**Data entries**

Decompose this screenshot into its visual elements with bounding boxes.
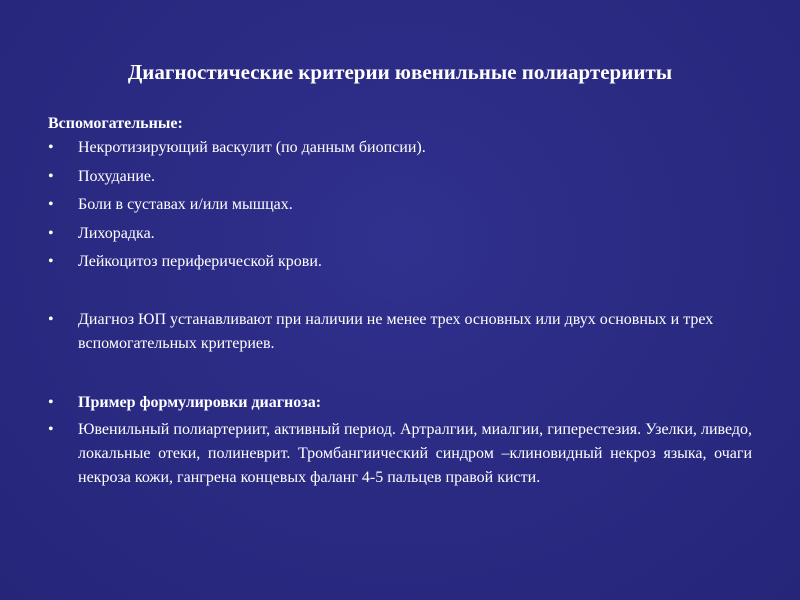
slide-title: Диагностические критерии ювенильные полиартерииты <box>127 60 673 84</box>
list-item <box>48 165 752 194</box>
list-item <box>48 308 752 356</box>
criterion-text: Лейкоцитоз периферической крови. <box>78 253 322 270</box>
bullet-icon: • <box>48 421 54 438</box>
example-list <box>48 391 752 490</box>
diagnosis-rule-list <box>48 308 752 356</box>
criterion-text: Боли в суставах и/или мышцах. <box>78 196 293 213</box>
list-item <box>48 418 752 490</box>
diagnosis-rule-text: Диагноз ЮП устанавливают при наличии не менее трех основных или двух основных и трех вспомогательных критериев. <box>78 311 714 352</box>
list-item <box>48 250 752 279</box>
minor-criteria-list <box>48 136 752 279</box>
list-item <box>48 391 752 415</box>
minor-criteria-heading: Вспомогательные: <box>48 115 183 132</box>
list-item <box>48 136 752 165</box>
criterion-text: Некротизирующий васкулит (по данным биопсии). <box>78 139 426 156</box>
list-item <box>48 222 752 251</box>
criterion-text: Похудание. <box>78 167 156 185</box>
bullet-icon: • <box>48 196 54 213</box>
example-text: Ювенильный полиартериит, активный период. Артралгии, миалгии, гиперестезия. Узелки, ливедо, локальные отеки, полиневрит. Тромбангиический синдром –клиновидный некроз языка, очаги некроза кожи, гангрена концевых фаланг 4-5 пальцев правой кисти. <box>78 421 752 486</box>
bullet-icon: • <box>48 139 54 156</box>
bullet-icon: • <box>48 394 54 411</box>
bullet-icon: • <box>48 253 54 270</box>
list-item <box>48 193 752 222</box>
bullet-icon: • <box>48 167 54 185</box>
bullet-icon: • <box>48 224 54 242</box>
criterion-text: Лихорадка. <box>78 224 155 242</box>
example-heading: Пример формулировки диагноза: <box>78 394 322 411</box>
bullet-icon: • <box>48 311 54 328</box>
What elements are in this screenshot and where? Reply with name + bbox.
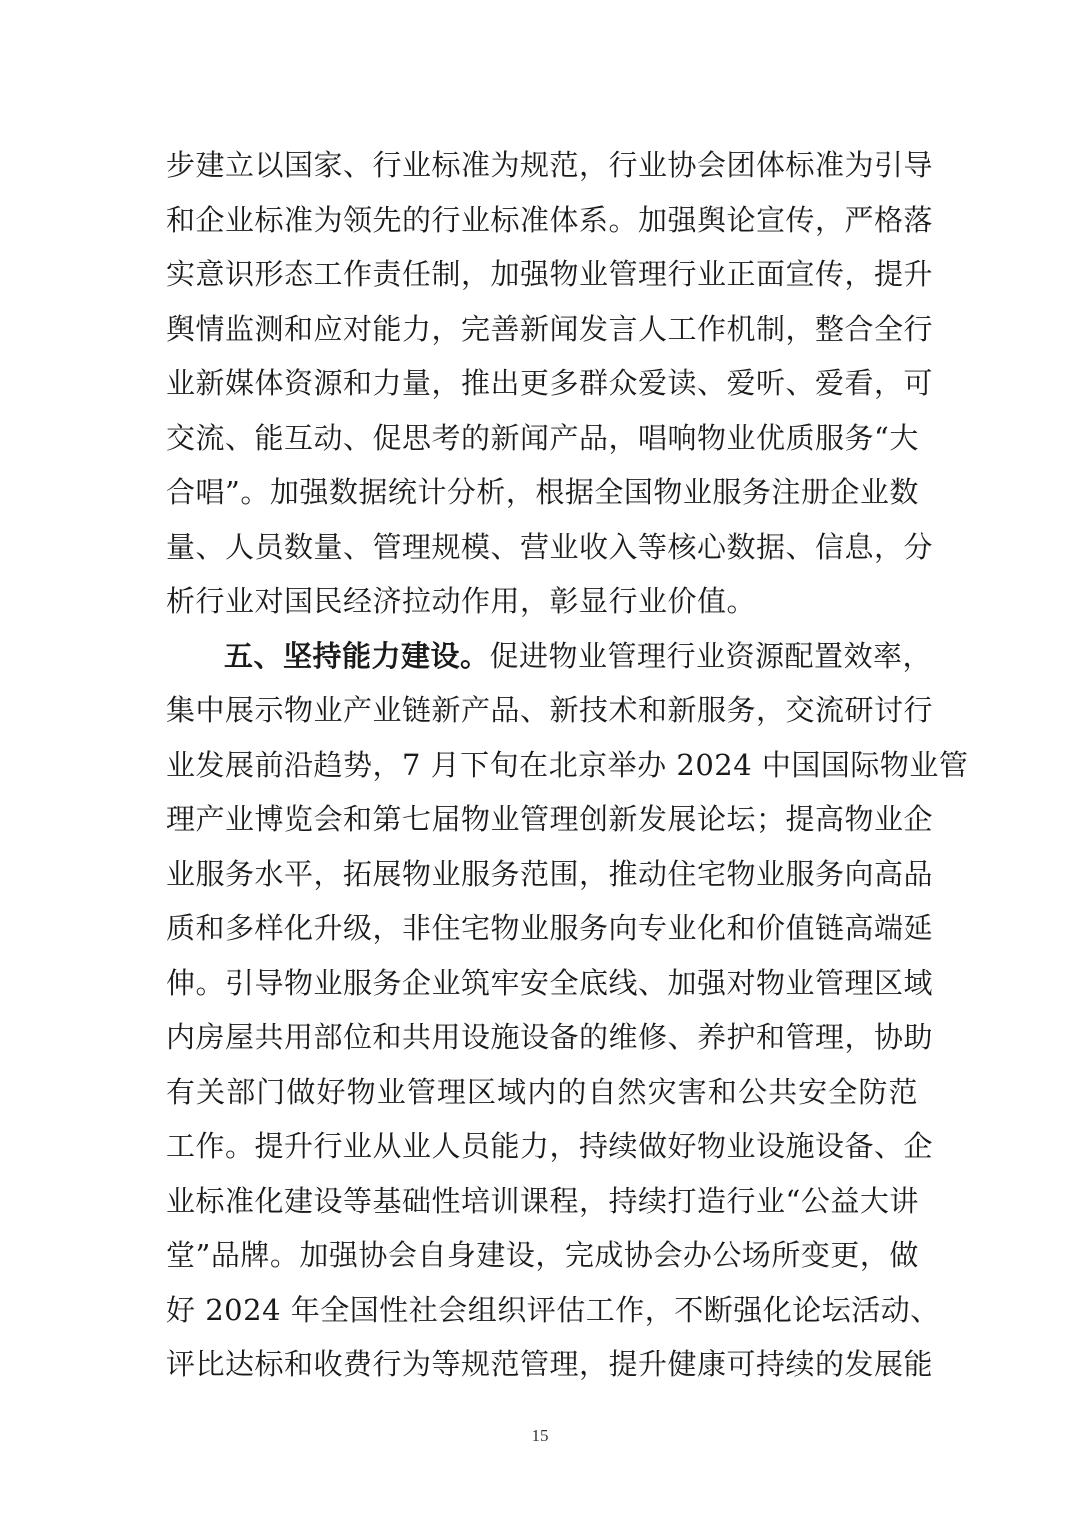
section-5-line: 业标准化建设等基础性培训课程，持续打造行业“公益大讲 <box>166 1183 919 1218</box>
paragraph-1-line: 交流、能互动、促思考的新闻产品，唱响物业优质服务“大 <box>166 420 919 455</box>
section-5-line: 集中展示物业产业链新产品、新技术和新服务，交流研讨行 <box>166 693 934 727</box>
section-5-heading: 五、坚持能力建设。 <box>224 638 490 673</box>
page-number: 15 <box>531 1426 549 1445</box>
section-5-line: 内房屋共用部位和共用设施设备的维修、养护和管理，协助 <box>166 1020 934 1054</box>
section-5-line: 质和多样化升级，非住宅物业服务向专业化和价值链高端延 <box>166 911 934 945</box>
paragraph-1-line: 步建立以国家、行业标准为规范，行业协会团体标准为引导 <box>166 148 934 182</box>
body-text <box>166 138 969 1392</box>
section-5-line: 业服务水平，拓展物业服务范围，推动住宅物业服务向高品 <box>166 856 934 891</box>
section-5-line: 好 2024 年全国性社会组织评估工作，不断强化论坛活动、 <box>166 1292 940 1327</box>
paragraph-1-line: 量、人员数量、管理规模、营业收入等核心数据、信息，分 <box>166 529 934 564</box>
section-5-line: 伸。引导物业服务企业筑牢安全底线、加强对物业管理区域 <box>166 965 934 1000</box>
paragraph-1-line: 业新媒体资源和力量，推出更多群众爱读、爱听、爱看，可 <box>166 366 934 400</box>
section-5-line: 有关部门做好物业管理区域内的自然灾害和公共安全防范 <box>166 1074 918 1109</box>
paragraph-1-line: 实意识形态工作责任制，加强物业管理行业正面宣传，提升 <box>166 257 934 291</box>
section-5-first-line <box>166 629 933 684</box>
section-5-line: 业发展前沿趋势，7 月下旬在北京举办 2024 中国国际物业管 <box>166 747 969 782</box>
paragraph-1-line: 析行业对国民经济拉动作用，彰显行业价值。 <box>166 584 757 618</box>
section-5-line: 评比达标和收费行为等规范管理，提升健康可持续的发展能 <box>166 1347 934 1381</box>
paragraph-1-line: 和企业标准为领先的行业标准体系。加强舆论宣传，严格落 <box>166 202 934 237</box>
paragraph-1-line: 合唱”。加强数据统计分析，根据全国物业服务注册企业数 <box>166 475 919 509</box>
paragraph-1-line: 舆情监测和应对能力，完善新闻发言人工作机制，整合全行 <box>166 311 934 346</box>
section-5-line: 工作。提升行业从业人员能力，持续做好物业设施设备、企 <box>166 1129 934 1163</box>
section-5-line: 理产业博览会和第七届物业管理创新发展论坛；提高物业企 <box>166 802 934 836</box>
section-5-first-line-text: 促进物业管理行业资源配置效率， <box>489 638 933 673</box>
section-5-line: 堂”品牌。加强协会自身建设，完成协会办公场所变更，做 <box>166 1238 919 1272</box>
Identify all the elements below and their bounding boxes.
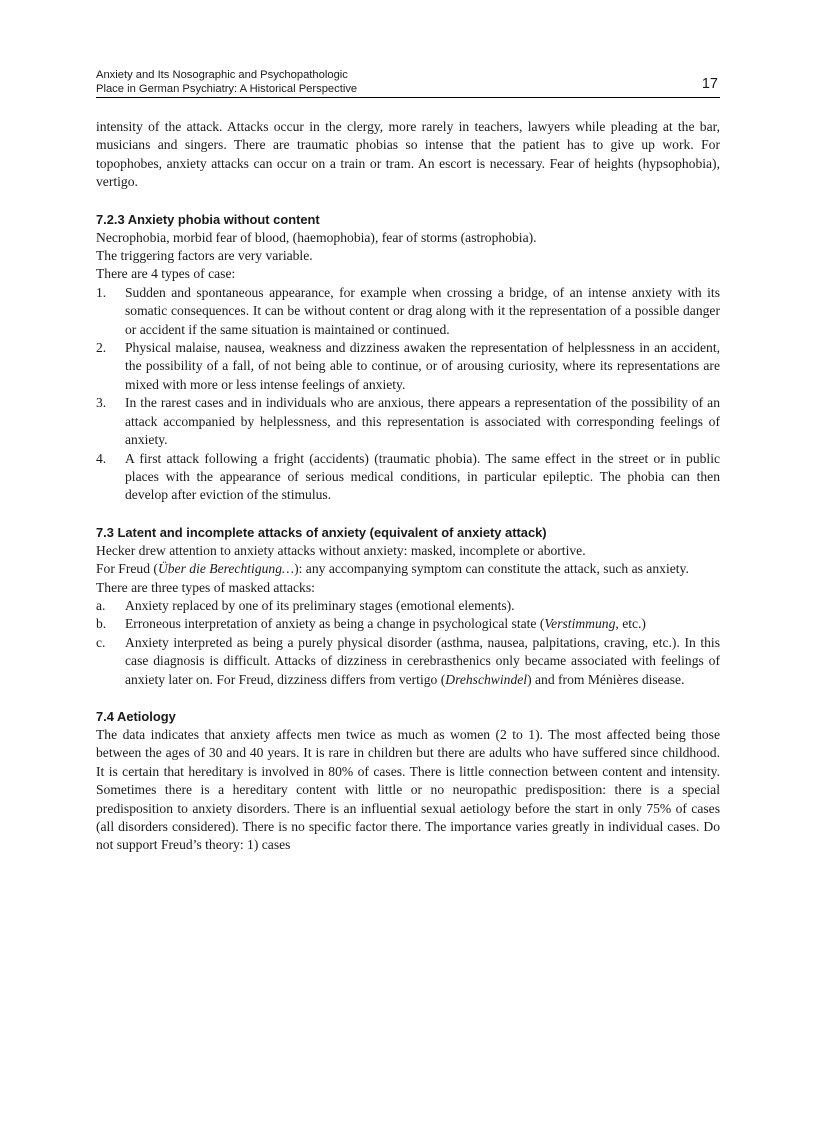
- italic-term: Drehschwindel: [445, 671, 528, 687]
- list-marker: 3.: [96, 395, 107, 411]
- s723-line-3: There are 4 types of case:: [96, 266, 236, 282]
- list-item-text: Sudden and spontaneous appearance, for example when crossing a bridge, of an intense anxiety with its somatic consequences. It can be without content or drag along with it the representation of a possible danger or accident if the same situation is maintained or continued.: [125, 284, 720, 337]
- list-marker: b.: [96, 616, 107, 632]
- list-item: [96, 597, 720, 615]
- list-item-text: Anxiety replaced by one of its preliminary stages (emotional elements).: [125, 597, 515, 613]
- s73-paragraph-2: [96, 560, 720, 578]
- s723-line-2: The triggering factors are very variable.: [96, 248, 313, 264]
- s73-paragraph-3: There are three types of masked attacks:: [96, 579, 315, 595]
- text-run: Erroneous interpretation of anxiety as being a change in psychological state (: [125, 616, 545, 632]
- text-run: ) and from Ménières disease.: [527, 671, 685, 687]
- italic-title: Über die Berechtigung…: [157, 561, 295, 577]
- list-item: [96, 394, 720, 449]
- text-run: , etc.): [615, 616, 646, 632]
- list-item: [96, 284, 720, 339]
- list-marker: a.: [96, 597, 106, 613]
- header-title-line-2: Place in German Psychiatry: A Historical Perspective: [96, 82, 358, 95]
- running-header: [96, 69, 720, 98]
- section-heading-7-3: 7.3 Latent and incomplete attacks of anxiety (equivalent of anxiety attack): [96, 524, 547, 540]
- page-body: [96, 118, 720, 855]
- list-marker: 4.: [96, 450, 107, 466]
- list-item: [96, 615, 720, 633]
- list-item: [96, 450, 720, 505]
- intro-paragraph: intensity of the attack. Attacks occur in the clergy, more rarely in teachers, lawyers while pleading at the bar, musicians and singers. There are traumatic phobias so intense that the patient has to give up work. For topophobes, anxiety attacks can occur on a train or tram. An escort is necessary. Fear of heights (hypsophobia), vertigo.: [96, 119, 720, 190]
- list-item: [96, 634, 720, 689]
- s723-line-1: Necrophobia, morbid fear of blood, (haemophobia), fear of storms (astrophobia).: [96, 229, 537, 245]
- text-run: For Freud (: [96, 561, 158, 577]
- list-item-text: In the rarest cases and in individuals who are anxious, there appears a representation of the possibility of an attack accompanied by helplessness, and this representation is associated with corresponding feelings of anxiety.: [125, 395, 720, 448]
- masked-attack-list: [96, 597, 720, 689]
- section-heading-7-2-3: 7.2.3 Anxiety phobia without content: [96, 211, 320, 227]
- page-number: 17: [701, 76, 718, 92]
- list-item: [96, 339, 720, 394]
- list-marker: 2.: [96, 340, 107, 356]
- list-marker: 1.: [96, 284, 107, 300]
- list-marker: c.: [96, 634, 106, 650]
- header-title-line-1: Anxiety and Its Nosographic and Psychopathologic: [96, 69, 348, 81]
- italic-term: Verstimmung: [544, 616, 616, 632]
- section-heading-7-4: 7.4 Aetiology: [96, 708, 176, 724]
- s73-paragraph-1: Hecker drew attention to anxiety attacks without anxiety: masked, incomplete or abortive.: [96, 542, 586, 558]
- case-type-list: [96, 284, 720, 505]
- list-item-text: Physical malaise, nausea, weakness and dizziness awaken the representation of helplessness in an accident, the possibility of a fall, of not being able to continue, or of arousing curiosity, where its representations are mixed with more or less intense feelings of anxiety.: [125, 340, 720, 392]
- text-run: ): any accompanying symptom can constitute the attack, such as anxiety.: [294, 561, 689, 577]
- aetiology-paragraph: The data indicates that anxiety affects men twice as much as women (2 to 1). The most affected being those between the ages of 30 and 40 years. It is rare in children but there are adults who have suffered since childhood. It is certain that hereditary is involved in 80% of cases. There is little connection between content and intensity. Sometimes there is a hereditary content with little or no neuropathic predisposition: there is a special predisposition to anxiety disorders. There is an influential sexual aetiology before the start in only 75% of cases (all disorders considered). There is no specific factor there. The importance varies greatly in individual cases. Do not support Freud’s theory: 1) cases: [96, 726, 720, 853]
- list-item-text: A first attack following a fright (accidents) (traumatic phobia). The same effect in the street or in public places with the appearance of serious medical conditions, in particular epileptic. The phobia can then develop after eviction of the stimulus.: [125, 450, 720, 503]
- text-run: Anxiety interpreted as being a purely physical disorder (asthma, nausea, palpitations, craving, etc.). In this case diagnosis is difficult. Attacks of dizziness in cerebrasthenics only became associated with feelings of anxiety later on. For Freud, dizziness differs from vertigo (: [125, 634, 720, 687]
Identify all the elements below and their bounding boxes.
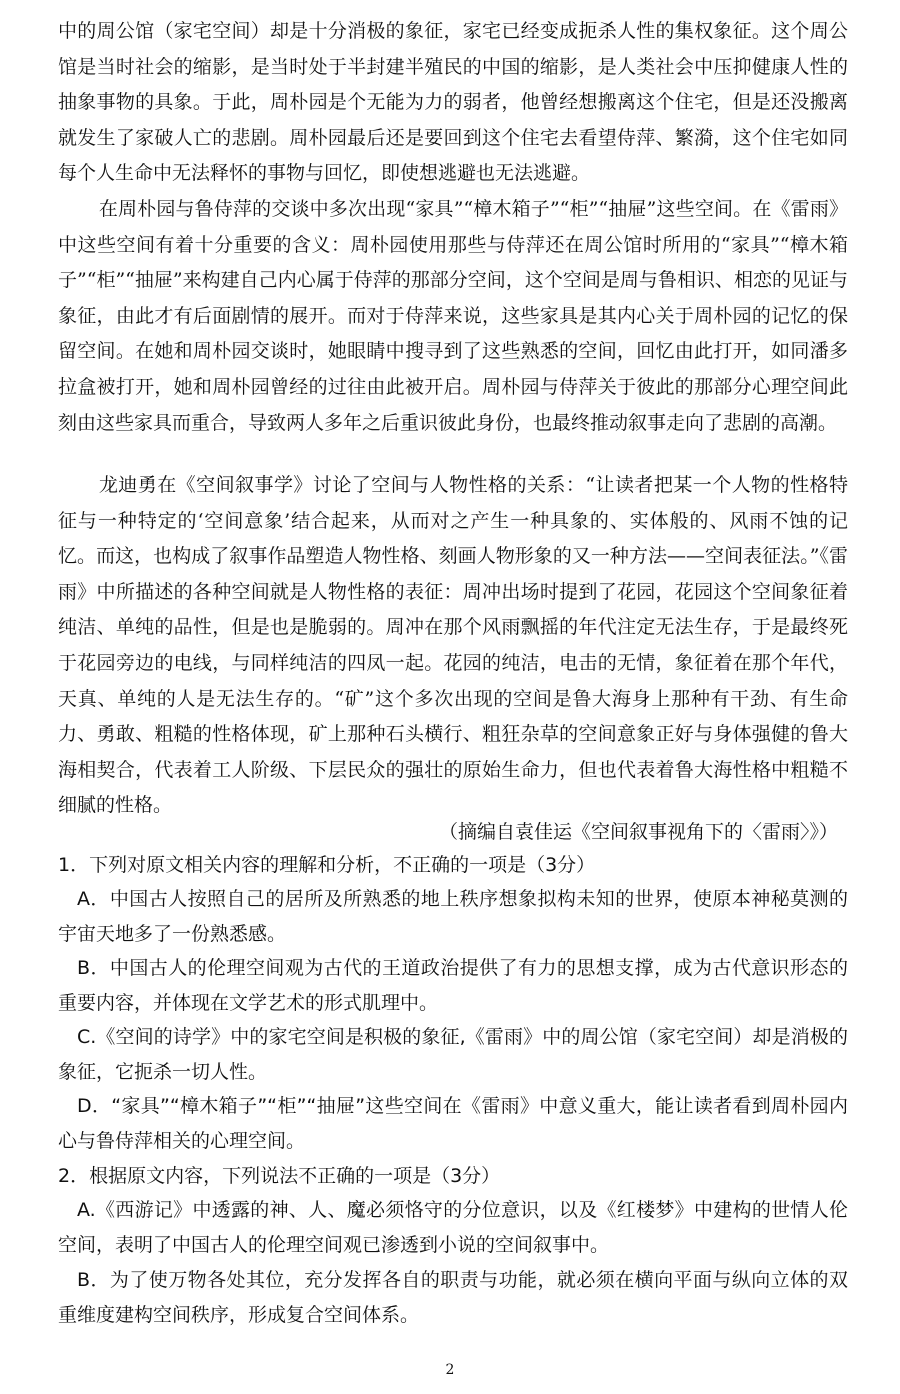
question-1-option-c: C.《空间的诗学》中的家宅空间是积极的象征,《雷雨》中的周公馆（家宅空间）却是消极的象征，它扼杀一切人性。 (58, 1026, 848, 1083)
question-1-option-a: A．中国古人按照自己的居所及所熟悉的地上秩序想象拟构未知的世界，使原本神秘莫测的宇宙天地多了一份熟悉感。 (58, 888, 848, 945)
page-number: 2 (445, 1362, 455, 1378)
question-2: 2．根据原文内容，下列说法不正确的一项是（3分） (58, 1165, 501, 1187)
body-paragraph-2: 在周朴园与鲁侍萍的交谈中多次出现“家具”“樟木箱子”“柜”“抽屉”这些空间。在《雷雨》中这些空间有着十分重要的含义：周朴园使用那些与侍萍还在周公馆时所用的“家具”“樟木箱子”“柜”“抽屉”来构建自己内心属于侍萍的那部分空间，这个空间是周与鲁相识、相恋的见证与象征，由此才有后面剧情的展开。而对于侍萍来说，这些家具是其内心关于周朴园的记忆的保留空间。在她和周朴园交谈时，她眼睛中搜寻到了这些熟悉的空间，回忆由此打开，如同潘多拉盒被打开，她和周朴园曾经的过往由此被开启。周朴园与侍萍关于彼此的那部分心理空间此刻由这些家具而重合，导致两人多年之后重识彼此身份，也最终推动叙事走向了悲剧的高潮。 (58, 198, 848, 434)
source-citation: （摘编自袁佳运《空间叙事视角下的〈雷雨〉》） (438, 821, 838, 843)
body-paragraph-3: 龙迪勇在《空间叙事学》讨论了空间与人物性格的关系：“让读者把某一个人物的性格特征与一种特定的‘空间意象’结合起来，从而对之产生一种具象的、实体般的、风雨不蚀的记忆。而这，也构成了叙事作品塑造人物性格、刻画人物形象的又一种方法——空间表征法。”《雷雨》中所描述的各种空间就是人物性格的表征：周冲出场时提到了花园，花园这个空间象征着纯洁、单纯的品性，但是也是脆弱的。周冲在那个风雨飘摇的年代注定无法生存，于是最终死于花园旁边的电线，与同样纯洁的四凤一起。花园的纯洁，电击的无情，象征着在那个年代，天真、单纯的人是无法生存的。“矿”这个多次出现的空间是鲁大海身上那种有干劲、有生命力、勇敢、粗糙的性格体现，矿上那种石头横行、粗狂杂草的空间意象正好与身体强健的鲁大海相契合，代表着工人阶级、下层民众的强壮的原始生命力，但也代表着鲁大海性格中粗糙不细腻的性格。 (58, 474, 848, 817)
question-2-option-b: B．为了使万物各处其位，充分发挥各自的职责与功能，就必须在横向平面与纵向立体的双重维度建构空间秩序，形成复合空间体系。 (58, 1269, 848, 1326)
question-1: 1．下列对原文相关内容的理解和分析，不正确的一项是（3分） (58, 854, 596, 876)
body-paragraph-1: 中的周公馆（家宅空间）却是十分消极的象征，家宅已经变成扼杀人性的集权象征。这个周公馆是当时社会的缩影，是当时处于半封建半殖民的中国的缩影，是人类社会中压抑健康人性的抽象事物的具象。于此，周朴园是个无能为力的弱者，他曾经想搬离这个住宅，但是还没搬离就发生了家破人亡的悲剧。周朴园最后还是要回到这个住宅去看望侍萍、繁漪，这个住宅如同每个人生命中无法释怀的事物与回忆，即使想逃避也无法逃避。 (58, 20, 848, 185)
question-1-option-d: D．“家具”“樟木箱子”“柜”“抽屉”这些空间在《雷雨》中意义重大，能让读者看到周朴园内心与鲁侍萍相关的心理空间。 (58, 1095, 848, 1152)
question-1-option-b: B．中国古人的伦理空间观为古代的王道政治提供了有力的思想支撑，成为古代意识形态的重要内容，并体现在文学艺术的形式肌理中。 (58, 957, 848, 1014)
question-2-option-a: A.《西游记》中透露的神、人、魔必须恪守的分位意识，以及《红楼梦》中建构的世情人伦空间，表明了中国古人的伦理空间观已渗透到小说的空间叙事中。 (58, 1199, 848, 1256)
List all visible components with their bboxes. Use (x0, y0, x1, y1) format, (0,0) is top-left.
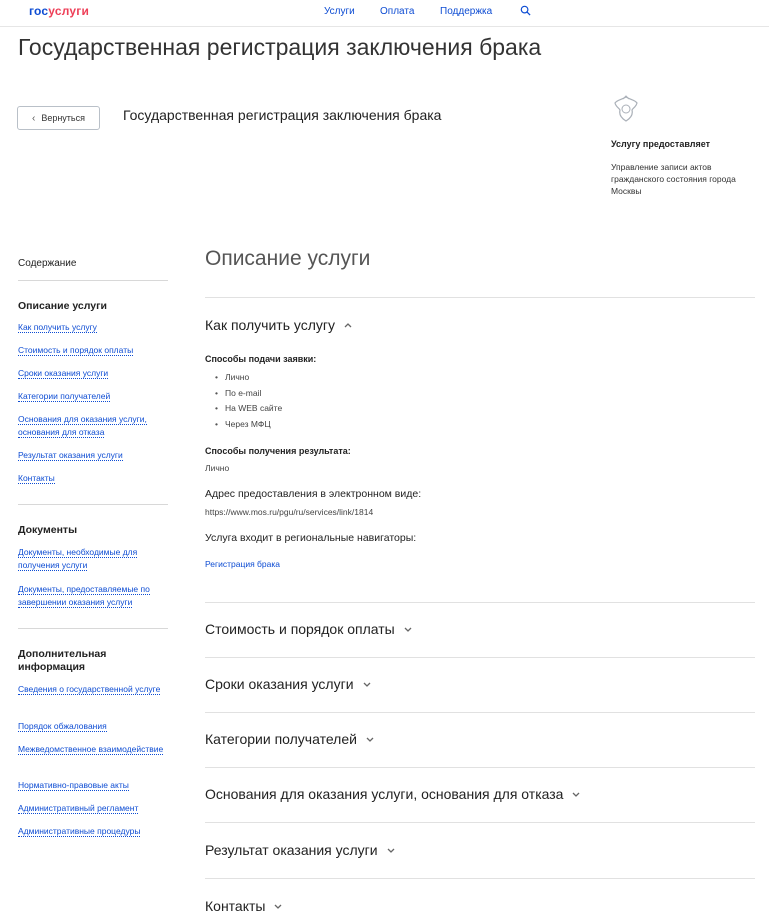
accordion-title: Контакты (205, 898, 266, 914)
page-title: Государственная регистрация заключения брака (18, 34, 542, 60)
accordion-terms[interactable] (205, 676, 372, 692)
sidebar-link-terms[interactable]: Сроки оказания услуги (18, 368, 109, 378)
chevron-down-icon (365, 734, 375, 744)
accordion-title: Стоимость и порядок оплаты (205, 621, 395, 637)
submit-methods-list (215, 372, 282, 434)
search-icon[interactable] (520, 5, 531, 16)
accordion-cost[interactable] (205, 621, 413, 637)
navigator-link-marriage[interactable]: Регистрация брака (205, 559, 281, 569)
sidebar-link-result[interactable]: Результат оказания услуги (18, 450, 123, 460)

**Work to do**
Locate each line in the records that contains the partial string "incomplete" and copy every such line in full.

**Problem solution**
- section-heading-7-3: 7.3 Latent and incomplete attacks of anxiety (equivalent of anxiety attack): [96, 524, 547, 540]
- s73-paragraph-1: Hecker drew attention to anxiety attacks without anxiety: masked, incomplete or abortive.: [96, 542, 586, 558]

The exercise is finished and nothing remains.